Required work -
Carry on with the ploop barrier-handling patch from the point where it stops.

Passage to read -
↓↓↓

[Devel] [RH7 PATCH 5/6] ploop: fixup barrier handling during relocation

Dmitry Monakhov dmonakhov at openvz.org
Thu Jun 23 10:25:57 PDT 2016


barrier code is broken in many ways:
Currently only ->dio_submit() handles PLOOP_REQ_FORCE_{FLUSH,FUA} correctly.
But request also can goes though ->dio_submit_alloc()->dio_submit_pad and write_page (for indexes)
So in case of grow_dev we have following sequance:

E_RELOC_DATA_READ:
             ->set_bit(PLOOP_REQ_FORCE_FUA, &preq->state);
              ->delta->allocate
                 ->io->submit_allloc: dio_submit_alloc
                   ->dio_submit_pad
E_DATA_WBI : data written, time to update index
              ->delta->allocate_complete:ploop_index_update
                ->set_bit(PLOOP_REQ_FORCE_FUA, &preq->state);
                ->write_page
                ->ploop_map_wb_complete
                  ->ploop_wb_complete_post_process
                    ->set_bit(PLOOP_REQ_FORCE_FUA, &preq->state);
E_RELOC_NULLIFY:

               ->submit()

Once we have delayed_flush engine it is easy to implement correct scheme for
both engines.

E_RELOC_DATA_READ ->submit_allloc => wait->post_submit->issue_flush
E_DATA_WBI ->ploop_index_update with FUA
E_RELOC_NULLIFY ->submit: => wait->post_submit->issue_flush

This makes reloc sequence optimal:
RELOC_S: R1, W2,WAIT,FLUSH, WBI:FUA
RELOC_A: R1, W2,WAIT,FLUSH, WBI:FUA, W1:NULLIFY,WAIT, FLUSH

https://jira.sw.ru/browse/PSBM-47107
Signed-off-by: Dmitry Monakhov <dmonakhov at openvz.org>
---
 drivers/block/ploop/dev.c     |  2 +-
 drivers/block/ploop/io_kaio.c |  3 +--
 drivers/block/ploop/map.c     | 28 ++++++++++++++--------------
 3 files changed, 16 insertions(+), 17 deletions(-)

↑↑↑

Entries supplied -
↓↓↓

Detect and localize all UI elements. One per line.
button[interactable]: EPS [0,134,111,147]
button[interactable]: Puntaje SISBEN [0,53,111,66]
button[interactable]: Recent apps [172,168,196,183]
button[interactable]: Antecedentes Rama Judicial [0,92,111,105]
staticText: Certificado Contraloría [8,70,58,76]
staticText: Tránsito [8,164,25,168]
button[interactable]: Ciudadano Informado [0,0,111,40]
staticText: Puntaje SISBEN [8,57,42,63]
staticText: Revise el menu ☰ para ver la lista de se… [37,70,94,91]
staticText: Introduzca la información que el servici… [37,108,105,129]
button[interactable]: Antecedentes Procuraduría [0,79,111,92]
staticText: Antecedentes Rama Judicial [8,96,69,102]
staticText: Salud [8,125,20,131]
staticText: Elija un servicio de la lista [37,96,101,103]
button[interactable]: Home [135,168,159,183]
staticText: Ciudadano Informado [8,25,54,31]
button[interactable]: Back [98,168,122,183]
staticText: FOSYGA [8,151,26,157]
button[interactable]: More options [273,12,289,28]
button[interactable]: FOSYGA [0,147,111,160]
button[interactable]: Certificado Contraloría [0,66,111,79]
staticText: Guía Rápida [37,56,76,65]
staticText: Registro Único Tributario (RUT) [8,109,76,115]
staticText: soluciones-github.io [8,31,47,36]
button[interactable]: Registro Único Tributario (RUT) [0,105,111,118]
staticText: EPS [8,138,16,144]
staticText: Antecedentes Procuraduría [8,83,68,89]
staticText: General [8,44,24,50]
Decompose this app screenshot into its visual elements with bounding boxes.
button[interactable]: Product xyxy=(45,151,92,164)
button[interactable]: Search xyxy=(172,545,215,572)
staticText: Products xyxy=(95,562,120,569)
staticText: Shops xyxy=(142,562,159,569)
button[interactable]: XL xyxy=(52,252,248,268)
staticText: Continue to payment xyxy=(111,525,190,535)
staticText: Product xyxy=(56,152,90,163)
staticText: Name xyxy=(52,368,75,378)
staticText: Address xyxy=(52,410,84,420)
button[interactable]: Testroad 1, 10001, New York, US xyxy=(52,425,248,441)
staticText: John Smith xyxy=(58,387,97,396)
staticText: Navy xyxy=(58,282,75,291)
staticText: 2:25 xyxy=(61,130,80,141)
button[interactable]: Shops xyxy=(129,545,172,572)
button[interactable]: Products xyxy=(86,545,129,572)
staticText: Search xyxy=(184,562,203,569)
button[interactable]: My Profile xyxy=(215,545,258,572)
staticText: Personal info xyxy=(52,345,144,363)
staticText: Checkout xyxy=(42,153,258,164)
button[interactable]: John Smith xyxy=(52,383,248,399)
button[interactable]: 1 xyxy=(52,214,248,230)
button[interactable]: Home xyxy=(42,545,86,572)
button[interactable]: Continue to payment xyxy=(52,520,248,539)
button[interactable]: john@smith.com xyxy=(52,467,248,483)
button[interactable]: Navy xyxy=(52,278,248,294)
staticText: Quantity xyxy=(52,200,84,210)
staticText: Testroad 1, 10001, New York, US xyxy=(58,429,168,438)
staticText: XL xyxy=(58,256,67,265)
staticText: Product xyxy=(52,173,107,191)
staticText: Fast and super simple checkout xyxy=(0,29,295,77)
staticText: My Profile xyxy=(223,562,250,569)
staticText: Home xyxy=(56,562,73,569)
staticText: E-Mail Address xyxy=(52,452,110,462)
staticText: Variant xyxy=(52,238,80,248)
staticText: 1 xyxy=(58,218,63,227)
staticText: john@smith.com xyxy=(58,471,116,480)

↑↑↑

Output -
diff --git a/drivers/block/ploop/dev.c b/drivers/block/ploop/dev.c
index 95e3067..090cd2d 100644
--- a/drivers/block/ploop/dev.c
+++ b/drivers/block/ploop/dev.c
@@ -2533,7 +2533,7 @@ restart:
 		sbl.head = sbl.tail = preq->aux_bio;
 
 		/* Relocated data write required sync before BAT updatee */
-		set_bit(PLOOP_REQ_FORCE_FUA, &preq->state);
+		preq->req_rw |= REQ_FUA;
 
 		if (test_bit(PLOOP_REQ_RELOC_S, &preq->state)) {
 			preq->eng_state = PLOOP_E_DATA_WBI;
diff --git a/drivers/block/ploop/io_kaio.c b/drivers/block/ploop/io_kaio.c
index 5341fd5..5217ab4 100644
--- a/drivers/block/ploop/io_kaio.c
+++ b/drivers/block/ploop/io_kaio.c
@@ -72,8 +72,7 @@ static void kaio_complete_io_state(struct ploop_request * preq)
 	}
 
 	/* Convert requested fua to fsync */
-	if (test_and_clear_bit(PLOOP_REQ_FORCE_FUA, &preq->state) ||
-	    test_and_clear_bit(PLOOP_REQ_DEL_FLUSH, &preq->state) ||
+	if (test_and_clear_bit(PLOOP_REQ_DEL_FLUSH, &preq->state) ||
 	    test_and_clear_bit(PLOOP_REQ_KAIO_FSYNC, &preq->state))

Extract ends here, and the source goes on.